To be done:
Pull out every line of the listing below where "name" appears.

Records for processing:

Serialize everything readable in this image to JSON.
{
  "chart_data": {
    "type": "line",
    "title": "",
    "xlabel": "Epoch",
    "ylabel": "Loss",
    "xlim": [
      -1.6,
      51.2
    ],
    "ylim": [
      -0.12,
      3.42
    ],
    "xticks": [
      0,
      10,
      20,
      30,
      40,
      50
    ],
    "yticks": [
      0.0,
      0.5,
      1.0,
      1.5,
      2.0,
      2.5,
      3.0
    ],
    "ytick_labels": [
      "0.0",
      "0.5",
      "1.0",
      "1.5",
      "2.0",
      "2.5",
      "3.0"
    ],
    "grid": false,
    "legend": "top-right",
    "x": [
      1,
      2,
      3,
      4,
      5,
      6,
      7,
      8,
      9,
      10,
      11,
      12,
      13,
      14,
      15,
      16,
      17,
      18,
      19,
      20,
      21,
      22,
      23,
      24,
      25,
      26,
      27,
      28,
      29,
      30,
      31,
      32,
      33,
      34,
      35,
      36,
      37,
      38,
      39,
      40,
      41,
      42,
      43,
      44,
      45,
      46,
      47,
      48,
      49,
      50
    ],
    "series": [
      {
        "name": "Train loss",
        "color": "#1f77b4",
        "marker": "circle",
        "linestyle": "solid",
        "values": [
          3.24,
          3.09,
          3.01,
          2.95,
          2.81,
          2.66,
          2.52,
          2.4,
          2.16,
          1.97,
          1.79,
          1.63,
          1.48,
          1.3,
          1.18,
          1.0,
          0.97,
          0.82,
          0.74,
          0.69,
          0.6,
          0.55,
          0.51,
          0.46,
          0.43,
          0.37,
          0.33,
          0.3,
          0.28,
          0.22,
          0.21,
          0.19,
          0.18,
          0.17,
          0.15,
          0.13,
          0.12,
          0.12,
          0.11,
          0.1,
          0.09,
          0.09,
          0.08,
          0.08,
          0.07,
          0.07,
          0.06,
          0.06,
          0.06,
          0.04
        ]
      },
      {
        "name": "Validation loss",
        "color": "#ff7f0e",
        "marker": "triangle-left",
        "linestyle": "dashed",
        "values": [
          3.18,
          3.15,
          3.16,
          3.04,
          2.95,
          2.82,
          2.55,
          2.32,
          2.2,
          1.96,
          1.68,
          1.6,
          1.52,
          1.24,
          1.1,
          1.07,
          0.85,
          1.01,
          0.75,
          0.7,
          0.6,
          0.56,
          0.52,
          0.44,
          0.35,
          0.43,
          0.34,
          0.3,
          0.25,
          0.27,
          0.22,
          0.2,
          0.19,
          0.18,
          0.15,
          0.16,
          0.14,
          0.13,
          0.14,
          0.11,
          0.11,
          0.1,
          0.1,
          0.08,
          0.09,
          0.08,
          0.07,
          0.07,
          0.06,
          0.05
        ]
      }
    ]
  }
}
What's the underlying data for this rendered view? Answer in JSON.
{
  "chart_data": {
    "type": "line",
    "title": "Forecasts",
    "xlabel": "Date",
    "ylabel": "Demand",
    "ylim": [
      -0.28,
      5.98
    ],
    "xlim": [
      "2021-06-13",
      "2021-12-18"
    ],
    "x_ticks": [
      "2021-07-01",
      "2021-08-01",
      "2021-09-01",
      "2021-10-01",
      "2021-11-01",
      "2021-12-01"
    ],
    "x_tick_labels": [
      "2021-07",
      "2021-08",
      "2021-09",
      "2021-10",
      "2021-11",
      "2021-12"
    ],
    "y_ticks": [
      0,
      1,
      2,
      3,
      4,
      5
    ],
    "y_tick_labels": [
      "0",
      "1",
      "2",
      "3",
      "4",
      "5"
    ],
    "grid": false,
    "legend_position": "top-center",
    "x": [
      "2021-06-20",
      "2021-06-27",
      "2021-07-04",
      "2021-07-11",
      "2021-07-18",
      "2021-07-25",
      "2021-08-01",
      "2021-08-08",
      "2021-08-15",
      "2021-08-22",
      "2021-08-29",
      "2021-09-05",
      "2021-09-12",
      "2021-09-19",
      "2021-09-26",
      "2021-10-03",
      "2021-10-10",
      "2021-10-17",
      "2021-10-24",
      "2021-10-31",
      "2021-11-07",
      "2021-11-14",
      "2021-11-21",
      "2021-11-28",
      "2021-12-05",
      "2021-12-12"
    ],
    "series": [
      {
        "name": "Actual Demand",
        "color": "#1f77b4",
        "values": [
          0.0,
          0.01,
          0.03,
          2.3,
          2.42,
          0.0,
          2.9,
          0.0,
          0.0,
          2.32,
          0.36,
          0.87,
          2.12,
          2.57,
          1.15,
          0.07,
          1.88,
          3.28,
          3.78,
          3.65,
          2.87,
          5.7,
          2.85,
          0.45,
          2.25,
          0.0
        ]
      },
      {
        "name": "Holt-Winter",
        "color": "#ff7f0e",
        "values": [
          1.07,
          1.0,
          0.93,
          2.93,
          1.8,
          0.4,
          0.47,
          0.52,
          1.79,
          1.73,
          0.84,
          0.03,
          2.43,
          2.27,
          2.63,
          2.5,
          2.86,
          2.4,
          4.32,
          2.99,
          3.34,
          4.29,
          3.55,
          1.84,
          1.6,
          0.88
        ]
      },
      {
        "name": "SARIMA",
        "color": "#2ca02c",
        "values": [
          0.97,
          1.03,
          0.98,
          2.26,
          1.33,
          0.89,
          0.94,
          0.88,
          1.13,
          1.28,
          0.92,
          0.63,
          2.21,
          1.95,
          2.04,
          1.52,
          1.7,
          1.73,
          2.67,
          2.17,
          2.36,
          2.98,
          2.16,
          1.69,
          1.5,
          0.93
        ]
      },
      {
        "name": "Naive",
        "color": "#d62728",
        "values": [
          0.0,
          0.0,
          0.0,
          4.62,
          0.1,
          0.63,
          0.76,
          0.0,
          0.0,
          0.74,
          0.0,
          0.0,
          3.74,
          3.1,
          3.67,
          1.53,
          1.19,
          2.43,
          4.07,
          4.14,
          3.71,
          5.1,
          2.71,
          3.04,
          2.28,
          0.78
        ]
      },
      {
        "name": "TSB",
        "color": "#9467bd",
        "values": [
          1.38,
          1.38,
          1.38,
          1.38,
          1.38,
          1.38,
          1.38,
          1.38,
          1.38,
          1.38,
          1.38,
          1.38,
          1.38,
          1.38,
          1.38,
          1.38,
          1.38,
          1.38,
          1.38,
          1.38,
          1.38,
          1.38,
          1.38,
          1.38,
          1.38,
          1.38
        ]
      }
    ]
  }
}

Correct result:
        "name": "Train loss",
        "name": "Validation loss",
        "name": "Actual Demand",
        "name": "Holt-Winter",
        "name": "SARIMA",
        "name": "Naive",
        "name": "TSB",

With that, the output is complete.